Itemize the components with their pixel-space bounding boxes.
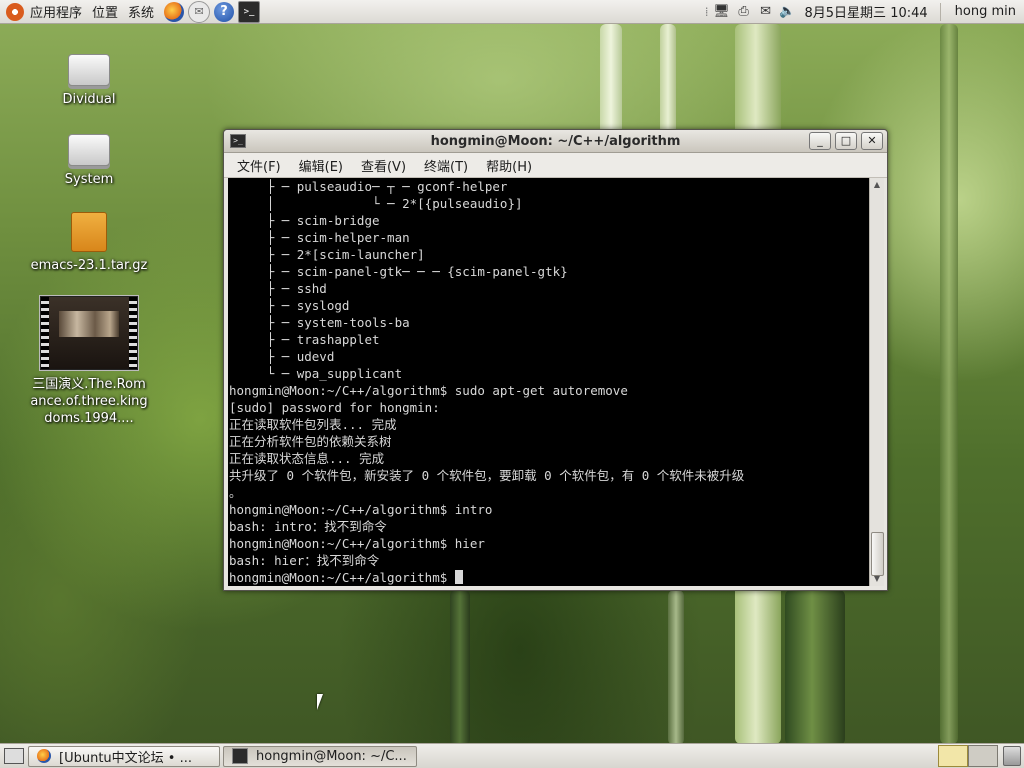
firefox-icon xyxy=(37,749,51,763)
bamboo-trunk xyxy=(668,590,684,745)
top-panel: 应用程序 位置 系统 ✉ ? >_ ⁞ 🖥 ⎙ ✉ 🔈 8月5日星期三 10:4… xyxy=(0,0,1024,24)
terminal-line: ├ ─ syslogd xyxy=(229,298,350,313)
scrollbar-thumb[interactable] xyxy=(871,532,884,576)
close-button[interactable]: ✕ xyxy=(861,132,883,150)
terminal-line: hongmin@Moon:~/C++/algorithm$ intro xyxy=(229,502,493,517)
mail-icon[interactable]: ✉ xyxy=(188,0,211,23)
drive-icon xyxy=(68,134,110,166)
terminal-icon xyxy=(232,748,248,764)
terminal-line: ├ ─ scim-bridge xyxy=(229,213,380,228)
desktop-icon-emacs-archive[interactable]: emacs-23.1.tar.gz xyxy=(24,212,154,273)
clock[interactable]: 8月5日星期三 10:44 xyxy=(799,2,934,21)
terminal-line: ├ ─ scim-helper-man xyxy=(229,230,410,245)
user-switcher[interactable]: hong min xyxy=(947,4,1024,19)
terminal-line: │ └ ─ 2*[{pulseaudio}] xyxy=(229,196,523,211)
show-desktop-icon[interactable] xyxy=(4,748,24,764)
terminal-line: bash: intro：找不到命令 xyxy=(229,519,387,534)
maximize-button[interactable]: □ xyxy=(835,132,857,150)
workspace-2[interactable] xyxy=(968,745,998,767)
firefox-icon[interactable] xyxy=(164,1,185,22)
terminal-line: ├ ─ udevd xyxy=(229,349,335,364)
terminal-line: ├ ─ scim-panel-gtk─ ─ ─ {scim-panel-gtk} xyxy=(229,264,568,279)
ubuntu-logo-icon[interactable] xyxy=(6,2,24,21)
video-thumbnail-icon xyxy=(40,296,138,370)
taskbar-item-terminal[interactable]: hongmin@Moon: ~/C... xyxy=(223,745,417,767)
video-scene xyxy=(59,311,119,337)
terminal-line: [sudo] password for hongmin: xyxy=(229,400,440,415)
printer-icon[interactable]: ⎙ xyxy=(735,4,753,20)
bottom-panel: [Ubuntu中文论坛 • ... hongmin@Moon: ~/C... xyxy=(0,743,1024,768)
minimize-button[interactable]: _ xyxy=(809,132,831,150)
bamboo-trunk xyxy=(450,590,470,745)
archive-icon xyxy=(71,212,107,252)
taskbar-item-label: [Ubuntu中文论坛 • ... xyxy=(59,750,192,766)
bamboo-trunk xyxy=(600,24,622,134)
workspace-switcher[interactable] xyxy=(938,745,998,767)
terminal-line: 正在读取状态信息... 完成 xyxy=(229,451,385,466)
desktop-icon-label: System xyxy=(64,172,114,187)
menu-places[interactable]: 位置 xyxy=(90,2,126,21)
taskbar-item-firefox[interactable]: [Ubuntu中文论坛 • ... xyxy=(28,745,220,767)
bamboo-trunk xyxy=(660,24,676,134)
menu-terminal[interactable]: 终端(T) xyxy=(415,156,477,175)
scroll-up-icon[interactable]: ▲ xyxy=(870,178,884,192)
terminal-menubar: 文件(F) 编辑(E) 查看(V) 终端(T) 帮助(H) xyxy=(224,153,887,178)
desktop-icon-dividual[interactable]: Dividual xyxy=(24,54,154,107)
trash-icon[interactable] xyxy=(1003,746,1021,766)
terminal-icon[interactable]: >_ xyxy=(238,0,261,23)
desktop-icon-system[interactable]: System xyxy=(24,134,154,187)
menu-applications[interactable]: 应用程序 xyxy=(28,2,90,21)
network-icon[interactable]: 🖥 xyxy=(713,4,731,20)
terminal-scrollbar[interactable]: ▲ ▼ xyxy=(869,178,884,586)
window-title: hongmin@Moon: ~/C++/algorithm xyxy=(430,133,681,149)
terminal-line: 正在读取软件包列表... 完成 xyxy=(229,417,397,432)
terminal-prompt: hongmin@Moon:~/C++/algorithm$ xyxy=(229,570,455,585)
scroll-down-icon[interactable]: ▼ xyxy=(870,572,884,586)
terminal-line: ├ ─ 2*[scim-launcher] xyxy=(229,247,425,262)
terminal-line: ├ ─ sshd xyxy=(229,281,327,296)
desktop-icon-video[interactable]: 三国演义.The.Romance.of.three.kingdoms.1994.… xyxy=(24,296,154,427)
terminal-line: 正在分析软件包的依赖关系树 xyxy=(229,434,392,449)
terminal-line: hongmin@Moon:~/C++/algorithm$ hier xyxy=(229,536,485,551)
terminal-text: ├ ─ pulseaudio─ ┬ ─ gconf-helper │ └ ─ 2… xyxy=(228,178,869,586)
window-titlebar[interactable]: >_ hongmin@Moon: ~/C++/algorithm _ □ ✕ xyxy=(224,130,887,153)
terminal-line: ├ ─ trashapplet xyxy=(229,332,380,347)
help-icon[interactable]: ? xyxy=(214,1,235,22)
terminal-line: └ ─ wpa_supplicant xyxy=(229,366,403,381)
menu-file[interactable]: 文件(F) xyxy=(228,156,290,175)
terminal-line: 。 xyxy=(229,485,242,500)
menu-help[interactable]: 帮助(H) xyxy=(477,156,541,175)
terminal-line: ├ ─ pulseaudio─ ┬ ─ gconf-helper xyxy=(229,179,508,194)
menu-system[interactable]: 系统 xyxy=(126,2,162,21)
bamboo-trunk xyxy=(940,24,958,744)
terminal-line: ├ ─ system-tools-ba xyxy=(229,315,410,330)
volume-icon[interactable]: 🔈 xyxy=(779,4,797,20)
terminal-window-icon[interactable]: >_ xyxy=(230,134,246,148)
taskbar-item-label: hongmin@Moon: ~/C... xyxy=(256,748,407,764)
terminal-window[interactable]: >_ hongmin@Moon: ~/C++/algorithm _ □ ✕ 文… xyxy=(223,129,888,591)
mail-notify-icon[interactable]: ✉ xyxy=(757,4,775,20)
panel-separator xyxy=(939,2,941,21)
bamboo-trunk xyxy=(785,590,845,745)
terminal-line: hongmin@Moon:~/C++/algorithm$ sudo apt-g… xyxy=(229,383,628,398)
text-cursor xyxy=(454,570,463,584)
mouse-pointer-icon xyxy=(317,694,323,710)
terminal-line: 共升级了 0 个软件包，新安装了 0 个软件包，要卸载 0 个软件包，有 0 个… xyxy=(229,468,745,483)
workspace-1[interactable] xyxy=(938,745,968,767)
menu-view[interactable]: 查看(V) xyxy=(352,156,415,175)
desktop-icon-label: Dividual xyxy=(62,92,116,107)
desktop-icon-label: 三国演义.The.Romance.of.three.kingdoms.1994.… xyxy=(30,377,148,426)
drive-icon xyxy=(68,54,110,86)
terminal-line: bash: hier：找不到命令 xyxy=(229,553,380,568)
menu-edit[interactable]: 编辑(E) xyxy=(290,156,352,175)
terminal-output[interactable]: ├ ─ pulseaudio─ ┬ ─ gconf-helper │ └ ─ 2… xyxy=(228,178,869,586)
panel-handle: ⁞ xyxy=(704,4,709,19)
desktop-icon-label: emacs-23.1.tar.gz xyxy=(30,258,148,273)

→ **WORK REQUIRED**:
Can you copy out every one of the rows above word for word, leaving out the pictures?

→ **RESPONSE TO THIS EXERCISE**:
Itemize the components with their pixel-space bounding boxes.
firefox-icon xyxy=(37,749,51,763)
bamboo-trunk xyxy=(668,590,684,745)
top-panel: 应用程序 位置 系统 ✉ ? >_ ⁞ 🖥 ⎙ ✉ 🔈 8月5日星期三 10:4… xyxy=(0,0,1024,24)
terminal-line: ├ ─ syslogd xyxy=(229,298,350,313)
scrollbar-thumb[interactable] xyxy=(871,532,884,576)
close-button[interactable]: ✕ xyxy=(861,132,883,150)
terminal-line: hongmin@Moon:~/C++/algorithm$ intro xyxy=(229,502,493,517)
mail-icon[interactable]: ✉ xyxy=(188,0,211,23)
drive-icon xyxy=(68,134,110,166)
terminal-icon xyxy=(232,748,248,764)
terminal-line: ├ ─ scim-bridge xyxy=(229,213,380,228)
desktop-icon-emacs-archive[interactable]: emacs-23.1.tar.gz xyxy=(24,212,154,273)
clock[interactable]: 8月5日星期三 10:44 xyxy=(799,2,934,21)
terminal-line: ├ ─ scim-helper-man xyxy=(229,230,410,245)
user-switcher[interactable]: hong min xyxy=(947,4,1024,19)
terminal-line: │ └ ─ 2*[{pulseaudio}] xyxy=(229,196,523,211)
show-desktop-icon[interactable] xyxy=(4,748,24,764)
terminal-line: bash: intro：找不到命令 xyxy=(229,519,387,534)
maximize-button[interactable]: □ xyxy=(835,132,857,150)
workspace-2[interactable] xyxy=(968,745,998,767)
firefox-icon[interactable] xyxy=(164,1,185,22)
terminal-line: ├ ─ udevd xyxy=(229,349,335,364)
terminal-line: ├ ─ scim-panel-gtk─ ─ ─ {scim-panel-gtk} xyxy=(229,264,568,279)
ubuntu-logo-icon[interactable] xyxy=(6,2,24,21)
video-thumbnail-icon xyxy=(40,296,138,370)
taskbar-item-terminal[interactable]: hongmin@Moon: ~/C... xyxy=(223,745,417,767)
video-scene xyxy=(59,311,119,337)
terminal-line: [sudo] password for hongmin: xyxy=(229,400,440,415)
printer-icon[interactable]: ⎙ xyxy=(735,4,753,20)
bottom-panel: [Ubuntu中文论坛 • ... hongmin@Moon: ~/C... xyxy=(0,743,1024,768)
minimize-button[interactable]: _ xyxy=(809,132,831,150)
bamboo-trunk xyxy=(450,590,470,745)
archive-icon xyxy=(71,212,107,252)
taskbar-item-label: [Ubuntu中文论坛 • ... xyxy=(59,750,192,766)
bamboo-trunk xyxy=(600,24,622,134)
workspace-switcher[interactable] xyxy=(938,745,998,767)
terminal-line: 正在读取状态信息... 完成 xyxy=(229,451,385,466)
desktop-icon-label: System xyxy=(64,172,114,187)
menu-places[interactable]: 位置 xyxy=(90,2,126,21)
taskbar-item-firefox[interactable]: [Ubuntu中文论坛 • ... xyxy=(28,745,220,767)
bamboo-trunk xyxy=(660,24,676,134)
menu-terminal[interactable]: 终端(T) xyxy=(415,156,477,175)
scroll-up-icon[interactable]: ▲ xyxy=(870,178,884,192)
terminal-menubar: 文件(F) 编辑(E) 查看(V) 终端(T) 帮助(H) xyxy=(224,153,887,178)
desktop-icon-dividual[interactable]: Dividual xyxy=(24,54,154,107)
trash-icon[interactable] xyxy=(1003,746,1021,766)
terminal-icon[interactable]: >_ xyxy=(238,0,261,23)
desktop-icon-system[interactable]: System xyxy=(24,134,154,187)
menu-applications[interactable]: 应用程序 xyxy=(28,2,90,21)
network-icon[interactable]: 🖥 xyxy=(713,4,731,20)
terminal-scrollbar[interactable]: ▲ ▼ xyxy=(869,178,884,586)
window-title: hongmin@Moon: ~/C++/algorithm xyxy=(430,133,681,149)
terminal-line: 正在读取软件包列表... 完成 xyxy=(229,417,397,432)
terminal-prompt: hongmin@Moon:~/C++/algorithm$ xyxy=(229,570,455,585)
scroll-down-icon[interactable]: ▼ xyxy=(870,572,884,586)
terminal-line: ├ ─ 2*[scim-launcher] xyxy=(229,247,425,262)
terminal-line: ├ ─ sshd xyxy=(229,281,327,296)
desktop-icon-video[interactable]: 三国演义.The.Romance.of.three.kingdoms.1994.… xyxy=(24,296,154,427)
terminal-line: 正在分析软件包的依赖关系树 xyxy=(229,434,392,449)
terminal-line: hongmin@Moon:~/C++/algorithm$ hier xyxy=(229,536,485,551)
terminal-text: ├ ─ pulseaudio─ ┬ ─ gconf-helper │ └ ─ 2… xyxy=(228,178,869,586)
window-titlebar[interactable]: >_ hongmin@Moon: ~/C++/algorithm _ □ ✕ xyxy=(224,130,887,153)
terminal-line: ├ ─ trashapplet xyxy=(229,332,380,347)
help-icon[interactable]: ? xyxy=(214,1,235,22)
terminal-line: └ ─ wpa_supplicant xyxy=(229,366,403,381)
menu-file[interactable]: 文件(F) xyxy=(228,156,290,175)
terminal-line: 。 xyxy=(229,485,242,500)
menu-help[interactable]: 帮助(H) xyxy=(477,156,541,175)
terminal-line: ├ ─ pulseaudio─ ┬ ─ gconf-helper xyxy=(229,179,508,194)
menu-system[interactable]: 系统 xyxy=(126,2,162,21)
bamboo-trunk xyxy=(940,24,958,744)
terminal-line: ├ ─ system-tools-ba xyxy=(229,315,410,330)
volume-icon[interactable]: 🔈 xyxy=(779,4,797,20)
terminal-window-icon[interactable]: >_ xyxy=(230,134,246,148)
taskbar-item-label: hongmin@Moon: ~/C... xyxy=(256,748,407,764)
terminal-window[interactable]: >_ hongmin@Moon: ~/C++/algorithm _ □ ✕ 文… xyxy=(223,129,888,591)
mail-notify-icon[interactable]: ✉ xyxy=(757,4,775,20)
panel-separator xyxy=(939,2,941,21)
bamboo-trunk xyxy=(785,590,845,745)
terminal-line: hongmin@Moon:~/C++/algorithm$ sudo apt-g… xyxy=(229,383,628,398)
text-cursor xyxy=(454,570,463,584)
mouse-pointer-icon xyxy=(317,694,323,710)
terminal-line: 共升级了 0 个软件包，新安装了 0 个软件包，要卸载 0 个软件包，有 0 个… xyxy=(229,468,745,483)
workspace-1[interactable] xyxy=(938,745,968,767)
menu-view[interactable]: 查看(V) xyxy=(352,156,415,175)
desktop-icon-label: Dividual xyxy=(62,92,116,107)
desktop-icon-label: 三国演义.The.Romance.of.three.kingdoms.1994.… xyxy=(30,377,148,426)
drive-icon xyxy=(68,54,110,86)
terminal-line: bash: hier：找不到命令 xyxy=(229,553,380,568)
menu-edit[interactable]: 编辑(E) xyxy=(290,156,352,175)
terminal-output[interactable]: ├ ─ pulseaudio─ ┬ ─ gconf-helper │ └ ─ 2… xyxy=(228,178,869,586)
panel-handle: ⁞ xyxy=(704,4,709,19)
desktop-icon-label: emacs-23.1.tar.gz xyxy=(30,258,148,273)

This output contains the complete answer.